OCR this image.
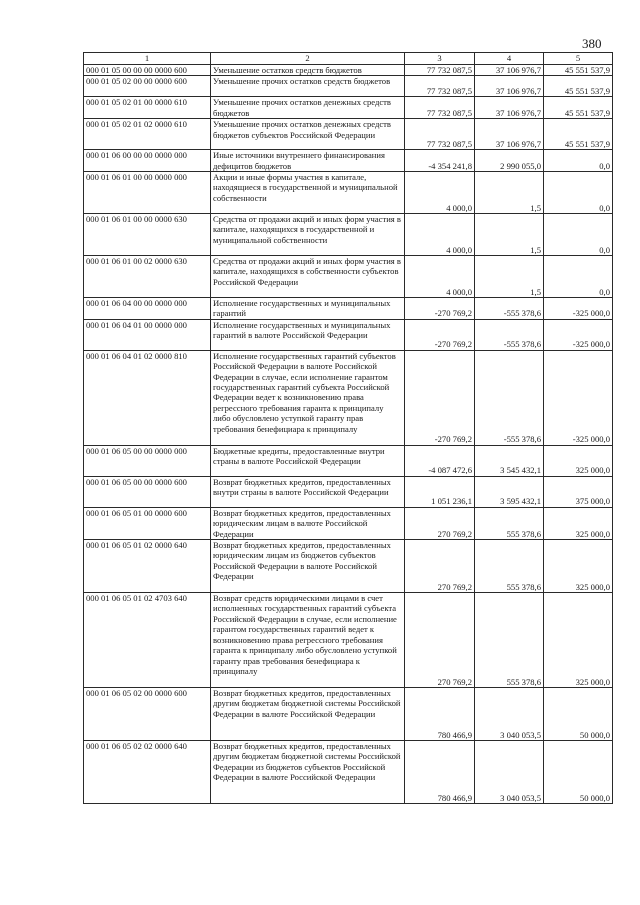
380
1	2	3	4	5
000 01 05 00 00 00 0000 600	Уменьшение остатков средств бюджетов	77 732 087,5	37 106 976,7	45 551 537,9
000 01 05 02 00 00 0000 600	Уменьшение прочих остатков средств бюджетов	77 732 087,5	37 106 976,7	45 551 537,9
000 01 05 02 01 00 0000 610	Уменьшение прочих остатков денежных средств бюджетов	77 732 087,5	37 106 976,7	45 551 537,9
000 01 05 02 01 02 0000 610	Уменьшение прочих остатков денежных средств бюджетов субъектов Российской Федерации	77 732 087,5	37 106 976,7	45 551 537,9
000 01 06 00 00 00 0000 000	Иные источники внутреннего финансирования дефицитов бюджетов	-4 354 241,8	2 990 055,0	0,0
000 01 06 01 00 00 0000 000	Акции и иные формы участия в капитале, находящиеся в государственной и муниципальной собственности	4 000,0	1,5	0,0
000 01 06 01 00 00 0000 630	Средства от продажи акций и иных форм участия в капитале, находящихся в государственной и муниципальной собственности	4 000,0	1,5	0,0
000 01 06 01 00 02 0000 630	Средства от продажи акций и иных форм участия в капитале, находящихся в собственности субъектов Российской Федерации	4 000,0	1,5	0,0
000 01 06 04 00 00 0000 000	Исполнение государственных и муниципальных гарантий	-270 769,2	-555 378,6	-325 000,0
000 01 06 04 01 00 0000 000	Исполнение государственных и муниципальных гарантий в валюте Российской Федерации	-270 769,2	-555 378,6	-325 000,0
000 01 06 04 01 02 0000 810	Исполнение государственных гарантий субъектов Российской Федерации в валюте Российской Федерации в случае, если исполнение гарантом государственных гарантий субъекта Российской Федерации ведет к возникновению права регрессного требования гаранта к принципалу либо обусловлено уступкой гаранту прав требования бенефициара к принципалу	-270 769,2	-555 378,6	-325 000,0
000 01 06 05 00 00 0000 000	Бюджетные кредиты, предоставленные внутри страны в валюте Российской Федерации	-4 087 472,6	3 545 432,1	325 000,0
000 01 06 05 00 00 0000 600	Возврат бюджетных кредитов, предоставленных внутри страны в валюте Российской Федерации	1 051 236,1	3 595 432,1	375 000,0
000 01 06 05 01 00 0000 600	Возврат бюджетных кредитов, предоставленных юридическим лицам в валюте Российской Федерации	270 769,2	555 378,6	325 000,0
000 01 06 05 01 02 0000 640	Возврат бюджетных кредитов, предоставленных юридическим лицам из бюджетов субъектов Российской Федерации в валюте Российской Федерации	270 769,2	555 378,6	325 000,0
000 01 06 05 01 02 4703 640	Возврат средств юридическими лицами в счет исполненных государственных гарантий субъекта Российской Федерации в случае, если исполнение гарантом государственных гарантий ведет к возникновению права регрессного требования гаранта к принципалу либо обусловлено уступкой гаранту прав требования бенефициара к принципалу	270 769,2	555 378,6	325 000,0
000 01 06 05 02 00 0000 600	Возврат бюджетных кредитов, предоставленных другим бюджетам бюджетной системы Российской Федерации в валюте Российской Федерации	780 466,9	3 040 053,5	50 000,0
000 01 06 05 02 02 0000 640	Возврат бюджетных кредитов, предоставленных другим бюджетам бюджетной системы Российской Федерации из бюджетов субъектов Российской Федерации в валюте Российской Федерации	780 466,9	3 040 053,5	50 000,0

= = = = = = =

Written task -
Tally the lines above that contain the word "Средства", and reply with only the number.

Task solution -
2